(Aim):
List each line of the data that holds the string "Cosecha".

(Task inputs):

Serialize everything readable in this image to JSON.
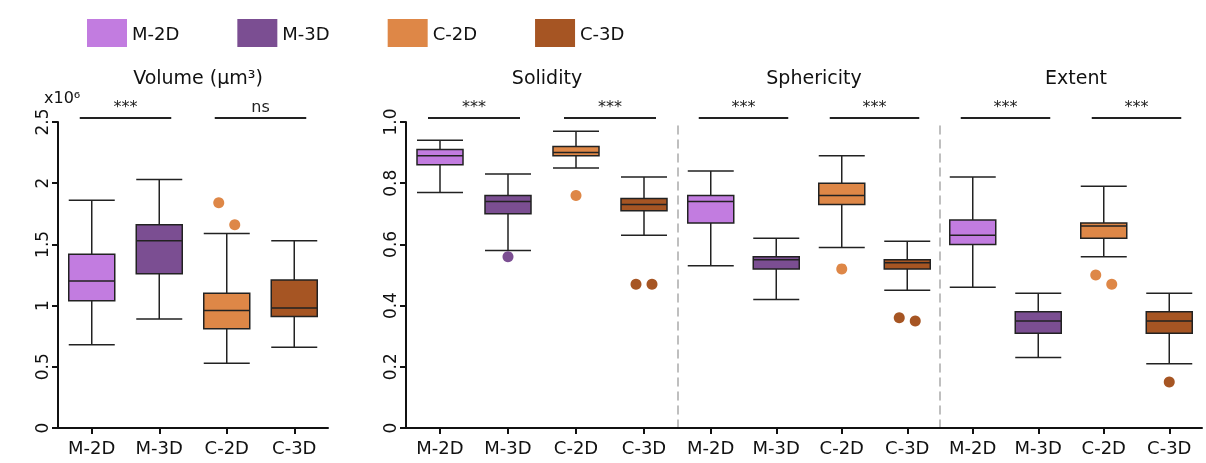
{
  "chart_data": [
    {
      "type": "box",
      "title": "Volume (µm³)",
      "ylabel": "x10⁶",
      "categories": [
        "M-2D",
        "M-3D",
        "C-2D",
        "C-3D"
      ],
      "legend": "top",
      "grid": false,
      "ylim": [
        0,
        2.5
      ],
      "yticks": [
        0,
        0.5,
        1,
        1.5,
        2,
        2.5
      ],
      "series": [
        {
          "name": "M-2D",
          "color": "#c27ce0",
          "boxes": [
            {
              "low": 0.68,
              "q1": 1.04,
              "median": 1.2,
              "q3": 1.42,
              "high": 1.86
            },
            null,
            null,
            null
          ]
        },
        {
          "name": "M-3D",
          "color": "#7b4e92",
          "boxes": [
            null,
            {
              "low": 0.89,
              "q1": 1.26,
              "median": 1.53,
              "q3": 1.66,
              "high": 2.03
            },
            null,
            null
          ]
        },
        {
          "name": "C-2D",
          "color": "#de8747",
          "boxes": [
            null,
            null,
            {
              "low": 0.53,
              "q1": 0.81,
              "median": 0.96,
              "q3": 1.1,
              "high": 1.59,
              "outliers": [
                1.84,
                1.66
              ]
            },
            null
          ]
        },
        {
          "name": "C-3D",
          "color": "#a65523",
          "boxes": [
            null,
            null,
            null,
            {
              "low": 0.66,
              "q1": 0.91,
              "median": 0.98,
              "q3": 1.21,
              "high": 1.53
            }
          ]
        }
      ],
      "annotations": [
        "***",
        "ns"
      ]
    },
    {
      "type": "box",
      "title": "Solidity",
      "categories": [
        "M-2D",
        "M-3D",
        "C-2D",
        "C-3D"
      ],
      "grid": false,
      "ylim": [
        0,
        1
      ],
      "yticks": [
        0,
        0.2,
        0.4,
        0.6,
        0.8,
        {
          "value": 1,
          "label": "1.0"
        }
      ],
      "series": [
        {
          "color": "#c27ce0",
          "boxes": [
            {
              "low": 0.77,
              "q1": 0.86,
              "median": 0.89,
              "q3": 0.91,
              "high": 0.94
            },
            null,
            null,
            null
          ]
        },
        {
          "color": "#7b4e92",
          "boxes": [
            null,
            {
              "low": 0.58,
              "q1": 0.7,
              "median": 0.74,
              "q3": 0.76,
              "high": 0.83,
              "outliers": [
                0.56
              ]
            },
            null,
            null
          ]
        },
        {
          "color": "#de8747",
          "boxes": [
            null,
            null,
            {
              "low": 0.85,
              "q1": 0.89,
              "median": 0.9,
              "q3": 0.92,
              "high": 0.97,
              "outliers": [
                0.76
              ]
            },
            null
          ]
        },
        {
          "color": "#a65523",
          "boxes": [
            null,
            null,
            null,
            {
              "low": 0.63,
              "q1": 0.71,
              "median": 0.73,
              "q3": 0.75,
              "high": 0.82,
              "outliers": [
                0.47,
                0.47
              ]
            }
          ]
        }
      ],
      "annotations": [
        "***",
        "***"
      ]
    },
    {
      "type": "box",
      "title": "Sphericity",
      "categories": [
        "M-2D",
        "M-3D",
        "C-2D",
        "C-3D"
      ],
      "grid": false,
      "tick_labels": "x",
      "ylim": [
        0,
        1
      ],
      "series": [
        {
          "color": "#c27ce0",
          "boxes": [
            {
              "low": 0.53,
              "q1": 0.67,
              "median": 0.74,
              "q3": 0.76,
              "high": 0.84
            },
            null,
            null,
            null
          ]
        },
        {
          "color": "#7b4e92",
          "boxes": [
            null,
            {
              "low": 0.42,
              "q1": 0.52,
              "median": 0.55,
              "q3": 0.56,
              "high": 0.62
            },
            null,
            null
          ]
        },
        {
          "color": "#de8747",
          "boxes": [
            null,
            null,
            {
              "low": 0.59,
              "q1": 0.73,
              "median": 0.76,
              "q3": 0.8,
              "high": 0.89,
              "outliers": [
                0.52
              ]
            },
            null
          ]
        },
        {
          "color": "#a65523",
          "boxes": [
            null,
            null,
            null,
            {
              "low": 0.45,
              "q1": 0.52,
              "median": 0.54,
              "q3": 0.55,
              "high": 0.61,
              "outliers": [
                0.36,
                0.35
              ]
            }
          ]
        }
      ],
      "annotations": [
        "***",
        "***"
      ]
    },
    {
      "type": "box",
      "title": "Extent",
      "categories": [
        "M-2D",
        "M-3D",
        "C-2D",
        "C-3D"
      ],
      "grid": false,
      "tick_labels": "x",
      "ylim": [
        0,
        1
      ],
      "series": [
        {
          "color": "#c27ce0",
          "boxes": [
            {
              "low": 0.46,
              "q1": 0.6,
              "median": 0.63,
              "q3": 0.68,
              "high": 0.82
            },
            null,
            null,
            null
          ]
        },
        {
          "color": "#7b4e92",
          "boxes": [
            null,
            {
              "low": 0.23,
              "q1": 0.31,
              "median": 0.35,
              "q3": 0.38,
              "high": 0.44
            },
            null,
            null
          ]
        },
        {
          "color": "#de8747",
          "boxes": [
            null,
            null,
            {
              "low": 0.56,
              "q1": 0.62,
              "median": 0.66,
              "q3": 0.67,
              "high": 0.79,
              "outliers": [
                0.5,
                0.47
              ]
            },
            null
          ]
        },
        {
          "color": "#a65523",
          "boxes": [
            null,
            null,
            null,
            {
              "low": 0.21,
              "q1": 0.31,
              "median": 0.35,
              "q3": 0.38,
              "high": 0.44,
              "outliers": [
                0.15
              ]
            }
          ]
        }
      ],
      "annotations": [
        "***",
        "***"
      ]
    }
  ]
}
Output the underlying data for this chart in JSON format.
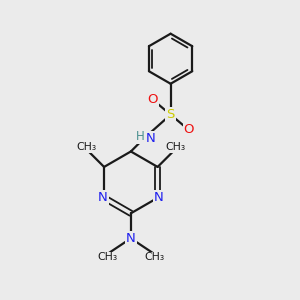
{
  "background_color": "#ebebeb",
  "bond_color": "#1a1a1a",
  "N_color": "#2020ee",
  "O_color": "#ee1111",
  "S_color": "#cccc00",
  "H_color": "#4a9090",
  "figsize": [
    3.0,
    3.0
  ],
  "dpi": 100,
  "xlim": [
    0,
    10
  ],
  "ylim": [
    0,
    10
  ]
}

==

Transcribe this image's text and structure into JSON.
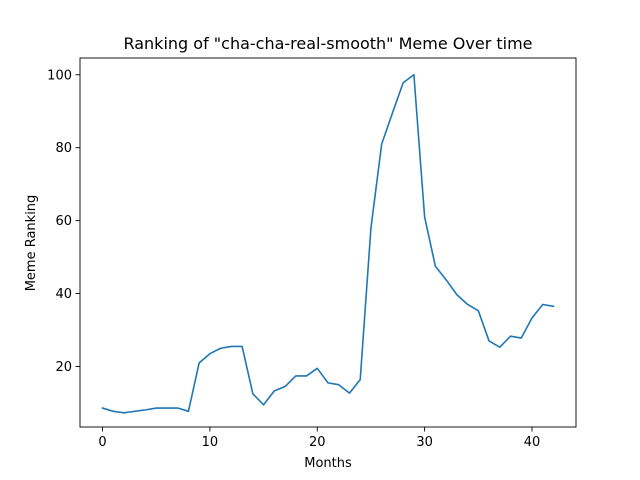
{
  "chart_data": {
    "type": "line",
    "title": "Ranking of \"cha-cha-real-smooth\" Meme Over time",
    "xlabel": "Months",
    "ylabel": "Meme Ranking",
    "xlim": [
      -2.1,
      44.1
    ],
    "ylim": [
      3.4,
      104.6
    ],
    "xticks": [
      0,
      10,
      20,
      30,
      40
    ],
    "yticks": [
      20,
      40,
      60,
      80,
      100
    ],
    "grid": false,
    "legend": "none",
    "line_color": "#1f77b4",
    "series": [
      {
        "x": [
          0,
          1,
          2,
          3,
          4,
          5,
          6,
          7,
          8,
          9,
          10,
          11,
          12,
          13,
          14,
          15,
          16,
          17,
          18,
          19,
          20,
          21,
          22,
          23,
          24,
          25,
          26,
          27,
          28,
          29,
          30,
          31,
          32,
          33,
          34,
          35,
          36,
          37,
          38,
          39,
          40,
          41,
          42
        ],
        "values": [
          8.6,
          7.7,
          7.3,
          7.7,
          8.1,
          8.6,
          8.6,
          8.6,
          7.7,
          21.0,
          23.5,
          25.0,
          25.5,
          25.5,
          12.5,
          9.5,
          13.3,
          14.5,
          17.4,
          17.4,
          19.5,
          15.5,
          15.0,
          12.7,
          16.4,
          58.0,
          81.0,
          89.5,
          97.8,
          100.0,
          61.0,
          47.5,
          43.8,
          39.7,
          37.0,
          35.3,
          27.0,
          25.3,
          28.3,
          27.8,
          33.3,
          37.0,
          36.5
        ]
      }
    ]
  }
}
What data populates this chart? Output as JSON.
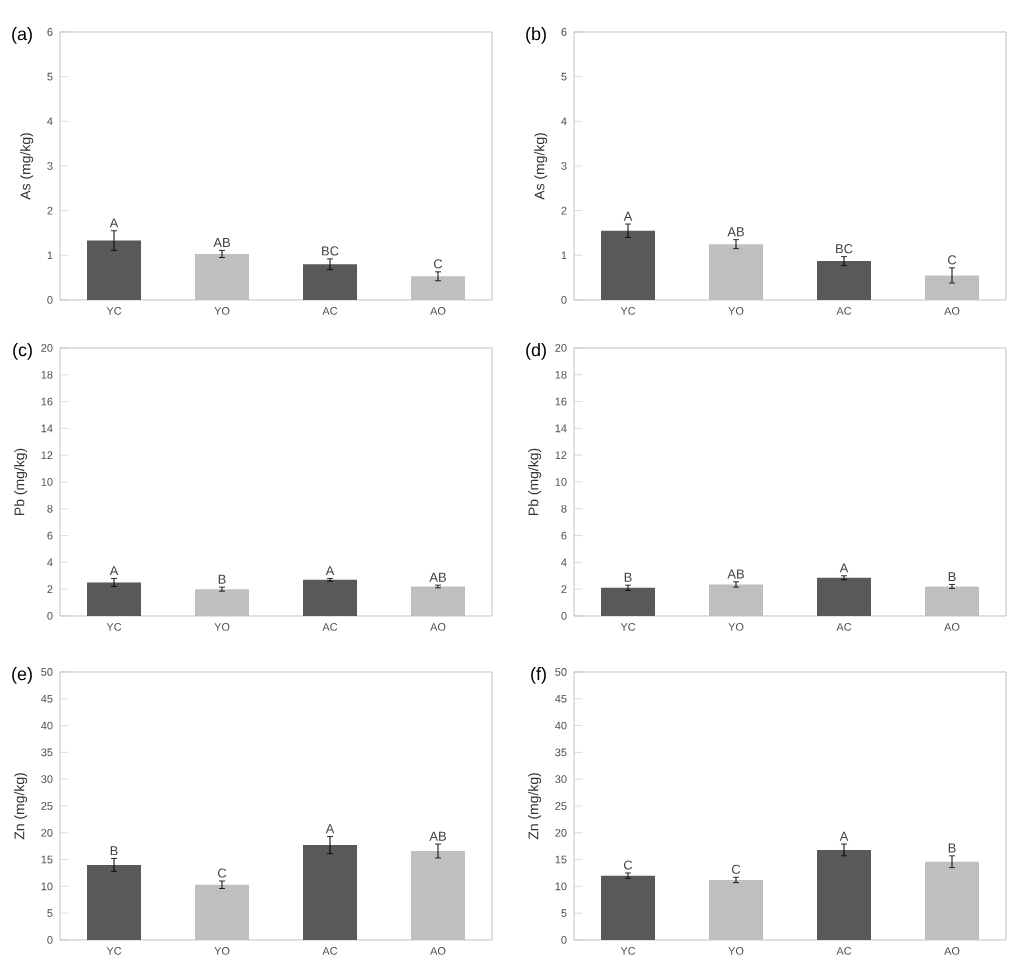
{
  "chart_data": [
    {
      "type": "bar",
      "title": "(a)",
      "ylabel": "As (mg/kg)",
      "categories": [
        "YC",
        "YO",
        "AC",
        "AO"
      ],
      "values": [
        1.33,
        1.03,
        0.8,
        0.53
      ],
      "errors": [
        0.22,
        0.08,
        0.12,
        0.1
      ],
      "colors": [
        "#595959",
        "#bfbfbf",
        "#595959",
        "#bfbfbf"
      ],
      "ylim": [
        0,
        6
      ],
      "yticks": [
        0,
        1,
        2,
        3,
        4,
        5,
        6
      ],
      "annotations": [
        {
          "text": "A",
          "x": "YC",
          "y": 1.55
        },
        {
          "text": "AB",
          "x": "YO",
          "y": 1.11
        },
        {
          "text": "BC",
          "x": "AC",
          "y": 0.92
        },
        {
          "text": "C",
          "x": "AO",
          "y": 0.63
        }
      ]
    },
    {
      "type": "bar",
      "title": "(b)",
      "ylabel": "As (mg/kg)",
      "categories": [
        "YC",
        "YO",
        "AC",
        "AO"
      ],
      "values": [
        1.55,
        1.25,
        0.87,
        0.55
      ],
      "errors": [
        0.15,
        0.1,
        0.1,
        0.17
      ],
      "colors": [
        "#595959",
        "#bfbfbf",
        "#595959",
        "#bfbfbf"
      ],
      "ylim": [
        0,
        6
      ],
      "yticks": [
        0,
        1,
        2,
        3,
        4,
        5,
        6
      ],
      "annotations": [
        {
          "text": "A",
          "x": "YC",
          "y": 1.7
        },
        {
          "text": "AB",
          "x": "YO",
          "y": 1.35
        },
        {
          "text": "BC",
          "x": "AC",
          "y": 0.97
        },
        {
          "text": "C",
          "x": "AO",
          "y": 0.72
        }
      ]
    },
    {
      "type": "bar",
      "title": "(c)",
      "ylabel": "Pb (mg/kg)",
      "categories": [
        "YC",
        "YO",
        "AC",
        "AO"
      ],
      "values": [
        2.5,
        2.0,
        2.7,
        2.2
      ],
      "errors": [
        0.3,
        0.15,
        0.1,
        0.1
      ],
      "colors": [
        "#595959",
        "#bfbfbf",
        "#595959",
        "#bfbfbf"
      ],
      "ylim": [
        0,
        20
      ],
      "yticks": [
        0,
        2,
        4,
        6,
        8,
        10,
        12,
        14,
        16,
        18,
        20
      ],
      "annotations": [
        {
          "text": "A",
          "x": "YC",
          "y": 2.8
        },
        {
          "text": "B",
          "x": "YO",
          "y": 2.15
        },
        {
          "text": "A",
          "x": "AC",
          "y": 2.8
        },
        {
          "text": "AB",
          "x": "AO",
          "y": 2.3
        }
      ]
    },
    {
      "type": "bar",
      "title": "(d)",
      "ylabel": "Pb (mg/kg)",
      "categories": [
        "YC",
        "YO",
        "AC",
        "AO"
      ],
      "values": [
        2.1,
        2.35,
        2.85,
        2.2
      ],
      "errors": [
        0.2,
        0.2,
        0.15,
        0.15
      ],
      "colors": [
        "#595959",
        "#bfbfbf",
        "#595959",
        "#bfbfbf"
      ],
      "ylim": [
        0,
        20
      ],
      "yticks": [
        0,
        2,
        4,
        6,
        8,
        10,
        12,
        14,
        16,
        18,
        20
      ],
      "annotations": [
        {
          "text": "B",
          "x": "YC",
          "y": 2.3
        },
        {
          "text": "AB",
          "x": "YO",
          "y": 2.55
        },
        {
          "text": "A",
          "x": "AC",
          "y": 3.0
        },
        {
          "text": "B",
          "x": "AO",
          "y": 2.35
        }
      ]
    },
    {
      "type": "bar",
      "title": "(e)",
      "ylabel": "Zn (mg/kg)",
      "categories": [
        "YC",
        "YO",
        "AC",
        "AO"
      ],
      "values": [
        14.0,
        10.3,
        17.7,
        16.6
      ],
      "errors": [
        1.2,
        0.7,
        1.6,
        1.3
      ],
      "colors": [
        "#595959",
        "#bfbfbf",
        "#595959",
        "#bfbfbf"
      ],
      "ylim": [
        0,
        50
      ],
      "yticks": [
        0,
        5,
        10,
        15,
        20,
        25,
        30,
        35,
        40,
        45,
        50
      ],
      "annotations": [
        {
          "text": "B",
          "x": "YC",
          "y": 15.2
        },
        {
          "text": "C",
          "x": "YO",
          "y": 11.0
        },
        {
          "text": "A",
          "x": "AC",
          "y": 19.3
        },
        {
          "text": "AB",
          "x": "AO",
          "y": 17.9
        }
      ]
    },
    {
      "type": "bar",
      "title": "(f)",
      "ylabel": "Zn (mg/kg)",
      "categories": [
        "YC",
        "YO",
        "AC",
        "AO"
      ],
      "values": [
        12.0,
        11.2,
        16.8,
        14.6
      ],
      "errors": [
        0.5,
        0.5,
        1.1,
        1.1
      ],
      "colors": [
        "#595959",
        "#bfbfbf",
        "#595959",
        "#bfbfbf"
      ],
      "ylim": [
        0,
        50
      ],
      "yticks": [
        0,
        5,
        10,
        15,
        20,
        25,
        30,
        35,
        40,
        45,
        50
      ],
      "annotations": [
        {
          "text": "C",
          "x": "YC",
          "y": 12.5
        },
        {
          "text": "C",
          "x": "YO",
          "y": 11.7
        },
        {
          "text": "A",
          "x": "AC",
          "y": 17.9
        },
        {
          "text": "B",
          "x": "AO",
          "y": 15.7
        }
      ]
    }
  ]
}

...

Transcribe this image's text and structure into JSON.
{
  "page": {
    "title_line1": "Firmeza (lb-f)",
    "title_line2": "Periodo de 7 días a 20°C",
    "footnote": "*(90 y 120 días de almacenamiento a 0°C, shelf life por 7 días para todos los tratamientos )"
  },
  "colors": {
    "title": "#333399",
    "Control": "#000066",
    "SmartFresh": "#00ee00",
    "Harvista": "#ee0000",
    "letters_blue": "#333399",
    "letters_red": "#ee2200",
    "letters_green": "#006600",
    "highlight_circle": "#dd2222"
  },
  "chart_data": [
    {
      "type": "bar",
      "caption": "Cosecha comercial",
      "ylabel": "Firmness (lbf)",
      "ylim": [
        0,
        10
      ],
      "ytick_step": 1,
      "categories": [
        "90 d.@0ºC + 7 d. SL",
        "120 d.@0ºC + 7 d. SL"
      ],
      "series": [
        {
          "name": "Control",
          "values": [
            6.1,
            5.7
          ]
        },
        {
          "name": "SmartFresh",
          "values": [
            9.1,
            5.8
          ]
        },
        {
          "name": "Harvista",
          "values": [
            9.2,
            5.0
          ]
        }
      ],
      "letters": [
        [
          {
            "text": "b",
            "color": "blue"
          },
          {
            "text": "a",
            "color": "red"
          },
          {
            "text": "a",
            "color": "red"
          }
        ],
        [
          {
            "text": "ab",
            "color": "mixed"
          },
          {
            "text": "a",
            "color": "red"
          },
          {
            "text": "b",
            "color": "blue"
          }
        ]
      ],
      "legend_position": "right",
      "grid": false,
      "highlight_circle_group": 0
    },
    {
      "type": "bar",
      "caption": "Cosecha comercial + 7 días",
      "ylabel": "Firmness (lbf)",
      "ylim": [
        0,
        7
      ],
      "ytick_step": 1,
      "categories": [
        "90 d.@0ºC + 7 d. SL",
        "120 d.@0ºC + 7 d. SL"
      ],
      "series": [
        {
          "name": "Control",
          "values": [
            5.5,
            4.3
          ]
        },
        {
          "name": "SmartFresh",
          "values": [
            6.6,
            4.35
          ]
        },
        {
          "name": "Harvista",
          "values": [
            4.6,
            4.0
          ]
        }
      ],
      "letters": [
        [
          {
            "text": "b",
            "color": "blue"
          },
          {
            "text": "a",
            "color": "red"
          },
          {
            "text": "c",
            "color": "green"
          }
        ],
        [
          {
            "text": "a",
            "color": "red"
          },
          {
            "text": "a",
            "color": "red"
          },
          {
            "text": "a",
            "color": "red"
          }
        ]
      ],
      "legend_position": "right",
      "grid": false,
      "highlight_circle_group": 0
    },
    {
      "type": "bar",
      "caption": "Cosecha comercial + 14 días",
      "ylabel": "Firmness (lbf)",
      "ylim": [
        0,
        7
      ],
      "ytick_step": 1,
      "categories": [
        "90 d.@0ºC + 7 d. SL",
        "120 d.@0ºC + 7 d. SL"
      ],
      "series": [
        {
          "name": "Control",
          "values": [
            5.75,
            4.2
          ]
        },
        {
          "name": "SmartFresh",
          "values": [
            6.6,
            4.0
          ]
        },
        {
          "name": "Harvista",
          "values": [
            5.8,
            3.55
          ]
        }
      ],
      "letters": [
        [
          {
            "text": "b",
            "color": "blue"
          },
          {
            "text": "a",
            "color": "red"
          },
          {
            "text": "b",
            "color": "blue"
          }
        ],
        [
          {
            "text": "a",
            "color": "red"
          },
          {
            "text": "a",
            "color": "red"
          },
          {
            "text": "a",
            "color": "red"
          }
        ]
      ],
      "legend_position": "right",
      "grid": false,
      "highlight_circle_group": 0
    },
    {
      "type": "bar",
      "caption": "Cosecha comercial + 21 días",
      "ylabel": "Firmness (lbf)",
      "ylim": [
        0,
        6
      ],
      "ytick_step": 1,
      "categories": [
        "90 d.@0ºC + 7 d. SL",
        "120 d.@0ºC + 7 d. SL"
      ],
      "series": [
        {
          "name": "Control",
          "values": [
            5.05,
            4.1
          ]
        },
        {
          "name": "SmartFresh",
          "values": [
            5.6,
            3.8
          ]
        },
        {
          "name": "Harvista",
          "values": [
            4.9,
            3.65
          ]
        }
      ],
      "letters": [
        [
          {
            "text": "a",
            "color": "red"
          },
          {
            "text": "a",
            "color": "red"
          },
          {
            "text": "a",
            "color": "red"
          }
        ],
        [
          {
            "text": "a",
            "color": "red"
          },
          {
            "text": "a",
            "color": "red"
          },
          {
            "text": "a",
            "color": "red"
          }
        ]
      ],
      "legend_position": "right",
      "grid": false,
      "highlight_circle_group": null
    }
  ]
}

(Response for this exercise):
      "caption": "Cosecha comercial",
      "caption": "Cosecha comercial + 7 días",
      "caption": "Cosecha comercial + 14 días",
      "caption": "Cosecha comercial + 21 días",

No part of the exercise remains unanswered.